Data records

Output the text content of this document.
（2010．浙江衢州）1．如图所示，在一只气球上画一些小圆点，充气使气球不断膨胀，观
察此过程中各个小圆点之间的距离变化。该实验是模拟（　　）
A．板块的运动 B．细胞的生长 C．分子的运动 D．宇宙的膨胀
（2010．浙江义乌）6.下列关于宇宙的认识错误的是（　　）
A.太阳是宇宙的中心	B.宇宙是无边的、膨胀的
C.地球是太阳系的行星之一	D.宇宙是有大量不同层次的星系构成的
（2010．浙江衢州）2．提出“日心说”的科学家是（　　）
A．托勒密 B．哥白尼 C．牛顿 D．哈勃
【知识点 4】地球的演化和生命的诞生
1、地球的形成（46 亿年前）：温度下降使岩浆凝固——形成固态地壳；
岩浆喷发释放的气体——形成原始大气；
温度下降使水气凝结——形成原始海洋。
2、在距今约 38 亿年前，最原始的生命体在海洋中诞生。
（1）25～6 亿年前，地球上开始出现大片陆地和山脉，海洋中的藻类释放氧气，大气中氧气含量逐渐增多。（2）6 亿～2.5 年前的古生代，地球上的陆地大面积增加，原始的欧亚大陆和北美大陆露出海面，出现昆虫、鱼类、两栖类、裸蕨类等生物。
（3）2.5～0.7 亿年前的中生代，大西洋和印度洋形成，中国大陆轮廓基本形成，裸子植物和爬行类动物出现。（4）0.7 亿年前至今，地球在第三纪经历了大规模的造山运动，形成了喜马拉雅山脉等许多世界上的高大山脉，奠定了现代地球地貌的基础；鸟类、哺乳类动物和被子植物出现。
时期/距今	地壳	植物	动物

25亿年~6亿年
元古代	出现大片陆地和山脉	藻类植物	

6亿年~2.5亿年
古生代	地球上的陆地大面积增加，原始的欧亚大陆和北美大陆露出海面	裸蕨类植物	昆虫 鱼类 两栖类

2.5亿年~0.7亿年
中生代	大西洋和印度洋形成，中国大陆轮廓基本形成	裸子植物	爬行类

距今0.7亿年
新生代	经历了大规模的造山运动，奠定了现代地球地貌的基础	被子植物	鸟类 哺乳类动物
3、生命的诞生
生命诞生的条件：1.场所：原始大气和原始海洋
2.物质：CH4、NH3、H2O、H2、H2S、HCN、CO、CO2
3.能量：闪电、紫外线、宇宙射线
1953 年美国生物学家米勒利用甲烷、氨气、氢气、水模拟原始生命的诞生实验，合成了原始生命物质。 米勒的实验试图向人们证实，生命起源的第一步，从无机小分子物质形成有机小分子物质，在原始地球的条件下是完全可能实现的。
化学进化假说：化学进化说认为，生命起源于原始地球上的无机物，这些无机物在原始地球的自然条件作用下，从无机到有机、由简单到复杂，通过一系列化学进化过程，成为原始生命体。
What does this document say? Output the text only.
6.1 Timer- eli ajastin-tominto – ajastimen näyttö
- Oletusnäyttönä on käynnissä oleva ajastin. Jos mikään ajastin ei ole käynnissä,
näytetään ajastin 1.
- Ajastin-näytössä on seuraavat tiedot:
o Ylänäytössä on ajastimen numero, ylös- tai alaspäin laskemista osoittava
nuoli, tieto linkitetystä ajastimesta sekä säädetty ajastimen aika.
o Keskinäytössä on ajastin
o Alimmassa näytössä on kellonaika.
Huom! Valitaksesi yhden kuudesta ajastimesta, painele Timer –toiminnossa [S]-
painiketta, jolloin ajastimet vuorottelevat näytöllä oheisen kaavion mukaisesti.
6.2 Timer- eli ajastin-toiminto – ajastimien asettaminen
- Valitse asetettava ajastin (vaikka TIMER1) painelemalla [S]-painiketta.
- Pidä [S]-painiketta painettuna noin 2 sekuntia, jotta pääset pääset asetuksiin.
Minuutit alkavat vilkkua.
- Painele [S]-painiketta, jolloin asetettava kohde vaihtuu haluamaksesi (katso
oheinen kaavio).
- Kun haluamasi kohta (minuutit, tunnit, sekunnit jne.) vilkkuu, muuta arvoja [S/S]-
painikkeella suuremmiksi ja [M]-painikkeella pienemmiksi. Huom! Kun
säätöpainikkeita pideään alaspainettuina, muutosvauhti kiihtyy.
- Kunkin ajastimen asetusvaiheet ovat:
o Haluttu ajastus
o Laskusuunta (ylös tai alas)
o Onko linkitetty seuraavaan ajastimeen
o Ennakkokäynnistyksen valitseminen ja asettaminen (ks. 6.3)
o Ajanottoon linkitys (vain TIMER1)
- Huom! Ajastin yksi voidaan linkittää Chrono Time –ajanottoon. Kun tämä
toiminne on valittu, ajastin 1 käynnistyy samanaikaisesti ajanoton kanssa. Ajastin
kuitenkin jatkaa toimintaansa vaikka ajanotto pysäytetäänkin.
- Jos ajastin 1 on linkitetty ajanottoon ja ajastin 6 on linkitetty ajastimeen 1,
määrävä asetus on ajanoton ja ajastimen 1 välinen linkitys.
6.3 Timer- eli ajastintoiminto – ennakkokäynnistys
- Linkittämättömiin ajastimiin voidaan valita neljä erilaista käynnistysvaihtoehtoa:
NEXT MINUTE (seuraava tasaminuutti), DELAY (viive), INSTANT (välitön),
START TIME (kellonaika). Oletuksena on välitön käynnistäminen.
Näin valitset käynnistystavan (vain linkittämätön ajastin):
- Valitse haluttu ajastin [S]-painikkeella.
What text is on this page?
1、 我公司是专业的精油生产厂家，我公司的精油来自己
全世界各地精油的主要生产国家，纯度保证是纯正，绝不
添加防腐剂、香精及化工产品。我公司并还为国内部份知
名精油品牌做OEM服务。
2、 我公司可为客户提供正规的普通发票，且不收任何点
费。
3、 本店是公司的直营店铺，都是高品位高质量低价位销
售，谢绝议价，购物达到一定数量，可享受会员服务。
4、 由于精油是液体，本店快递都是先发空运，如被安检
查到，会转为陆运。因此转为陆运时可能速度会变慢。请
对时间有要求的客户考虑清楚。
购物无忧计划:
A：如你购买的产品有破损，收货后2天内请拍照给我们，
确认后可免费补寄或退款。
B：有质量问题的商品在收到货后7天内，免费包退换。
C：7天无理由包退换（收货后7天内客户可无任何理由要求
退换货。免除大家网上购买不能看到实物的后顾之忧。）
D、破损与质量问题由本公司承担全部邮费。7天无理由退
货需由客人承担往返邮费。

WHAT IS REQUIRED
Gather every line from the listing above in which the word "Output" appears.

RESPONSE
Output the text content of this document.
What does this document say? Output the text only.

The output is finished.